Instructions for the task: Change "perspective view" to "isometric view" in everything from the start of the records down to the line "The first end flange 124 is at (178, 160).", keeping all else the same. Leave the pictures out of your answer.
-- Begin Supplied data --
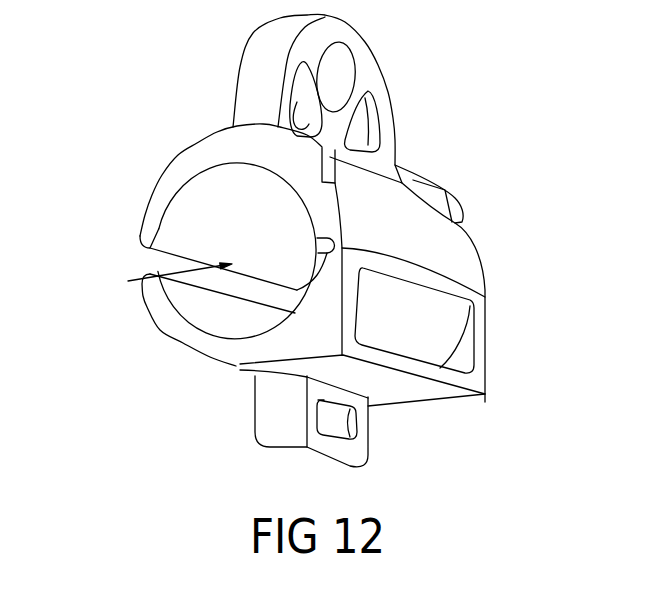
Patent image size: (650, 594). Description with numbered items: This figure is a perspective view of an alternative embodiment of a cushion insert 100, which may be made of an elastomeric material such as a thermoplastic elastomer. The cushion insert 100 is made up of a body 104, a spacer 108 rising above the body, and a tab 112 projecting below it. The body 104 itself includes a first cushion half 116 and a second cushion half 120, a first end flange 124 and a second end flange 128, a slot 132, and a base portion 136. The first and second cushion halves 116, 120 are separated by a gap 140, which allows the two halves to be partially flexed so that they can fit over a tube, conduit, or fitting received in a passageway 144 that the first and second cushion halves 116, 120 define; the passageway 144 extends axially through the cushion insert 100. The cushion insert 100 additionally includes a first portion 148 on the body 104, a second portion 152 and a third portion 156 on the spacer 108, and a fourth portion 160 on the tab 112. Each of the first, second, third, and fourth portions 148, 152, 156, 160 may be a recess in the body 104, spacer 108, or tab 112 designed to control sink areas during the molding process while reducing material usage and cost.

The cushion insert 100 is at (506, 94).
The body 104 is at (463, 250).
The spacer 108 is at (258, 40).
The tab 112 is at (356, 453).
The first cushion half 116 is at (157, 222).
The second cushion half 120 is at (160, 313).
The first end flange 124 is at (178, 160).
The second end flange 128 is at (452, 192).
The slot 132 is at (485, 297).
The base portion 136 is at (240, 350).
The gap 140 is at (153, 258).
The passageway 144 is at (150, 277).
The first portion 148 is at (465, 352).
The second portion 152 is at (302, 122).
The third portion 156 is at (363, 123).
The fourth portion 160 is at (340, 422).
-- End Supplied data --
Reply to the task:
Patent image size: (650, 594). Description with numbered items: This figure is a isometric view of an alternative embodiment of a cushion insert 100, which may be made of an elastomeric material such as a thermoplastic elastomer. The cushion insert 100 is made up of a body 104, a spacer 108 rising above the body, and a tab 112 projecting below it. The body 104 itself includes a first cushion half 116 and a second cushion half 120, a first end flange 124 and a second end flange 128, a slot 132, and a base portion 136. The first and second cushion halves 116, 120 are separated by a gap 140, which allows the two halves to be partially flexed so that they can fit over a tube, conduit, or fitting received in a passageway 144 that the first and second cushion halves 116, 120 define; the passageway 144 extends axially through the cushion insert 100. The cushion insert 100 additionally includes a first portion 148 on the body 104, a second portion 152 and a third portion 156 on the spacer 108, and a fourth portion 160 on the tab 112. Each of the first, second, third, and fourth portions 148, 152, 156, 160 may be a recess in the body 104, spacer 108, or tab 112 designed to control sink areas during the molding process while reducing material usage and cost.

The cushion insert 100 is at (506, 94).
The body 104 is at (463, 250).
The spacer 108 is at (258, 40).
The tab 112 is at (356, 453).
The first cushion half 116 is at (157, 222).
The second cushion half 120 is at (160, 313).
The first end flange 124 is at (178, 160).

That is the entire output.